--- PROVIDED DATA ---
>>>>

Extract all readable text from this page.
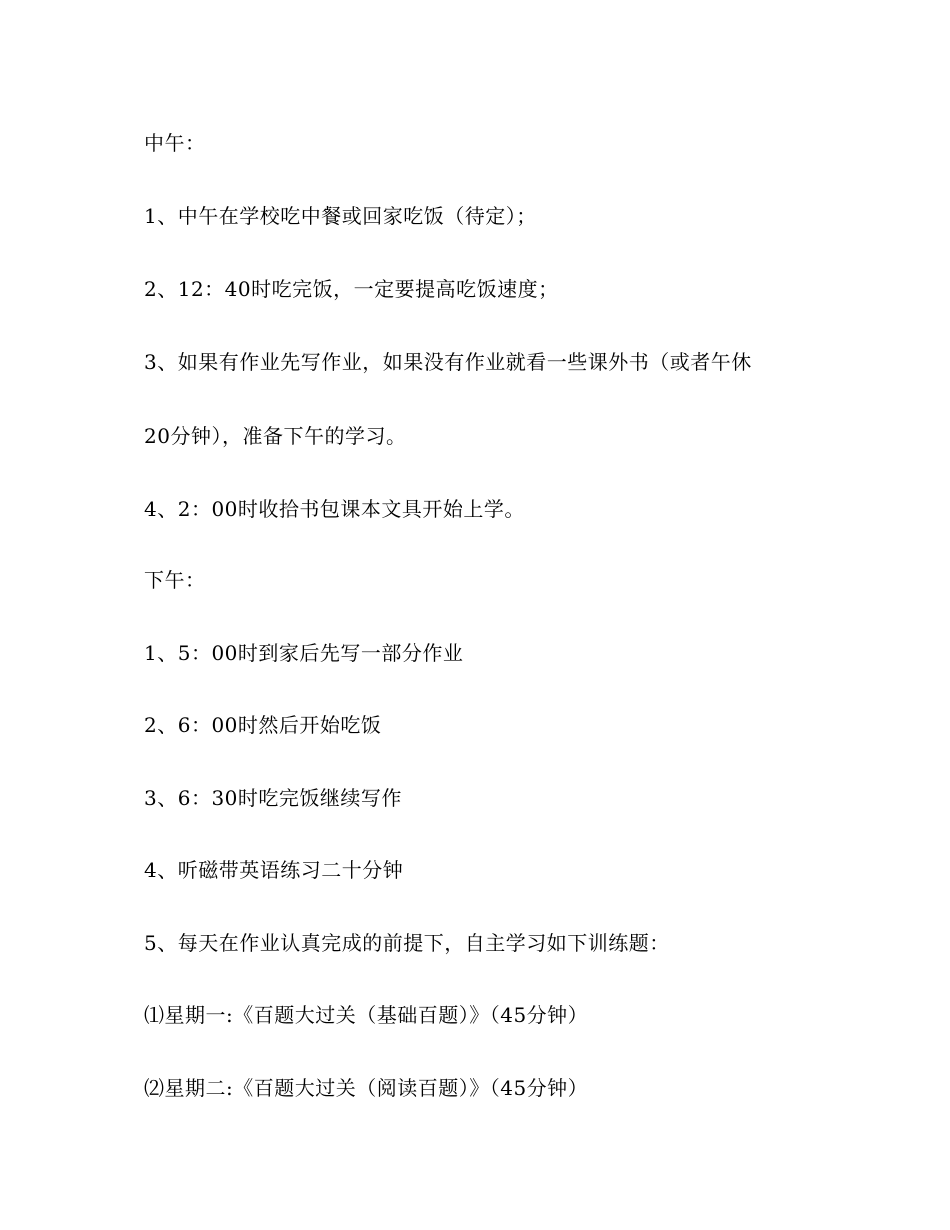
中午：
1、中午在学校吃中餐或回家吃饭（待定）；
2、12：40时吃完饭，一定要提高吃饭速度；
3、如果有作业先写作业，如果没有作业就看一些课外书（或者午休
20分钟），准备下午的学习。
4、2：00时收拾书包课本文具开始上学。
下午：
1、5：00时到家后先写一部分作业
2、6：00时然后开始吃饭
3、6：30时吃完饭继续写作
4、听磁带英语练习二十分钟
5、每天在作业认真完成的前提下，自主学习如下训练题：
⑴星期一:《百题大过关（基础百题）》（45分钟）
⑵星期二:《百题大过关（阅读百题）》（45分钟）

<<<<

--- CHALLENGE ---
Omit any images, then output the listing exactly.

--- FULL RESPONSE ---
Extract all readable text from this page.
中午：
1、中午在学校吃中餐或回家吃饭（待定）；
2、12：40时吃完饭，一定要提高吃饭速度；
3、如果有作业先写作业，如果没有作业就看一些课外书（或者午休
20分钟），准备下午的学习。
4、2：00时收拾书包课本文具开始上学。
下午：
1、5：00时到家后先写一部分作业
2、6：00时然后开始吃饭
3、6：30时吃完饭继续写作
4、听磁带英语练习二十分钟
5、每天在作业认真完成的前提下，自主学习如下训练题：
⑴星期一:《百题大过关（基础百题）》（45分钟）
⑵星期二:《百题大过关（阅读百题）》（45分钟）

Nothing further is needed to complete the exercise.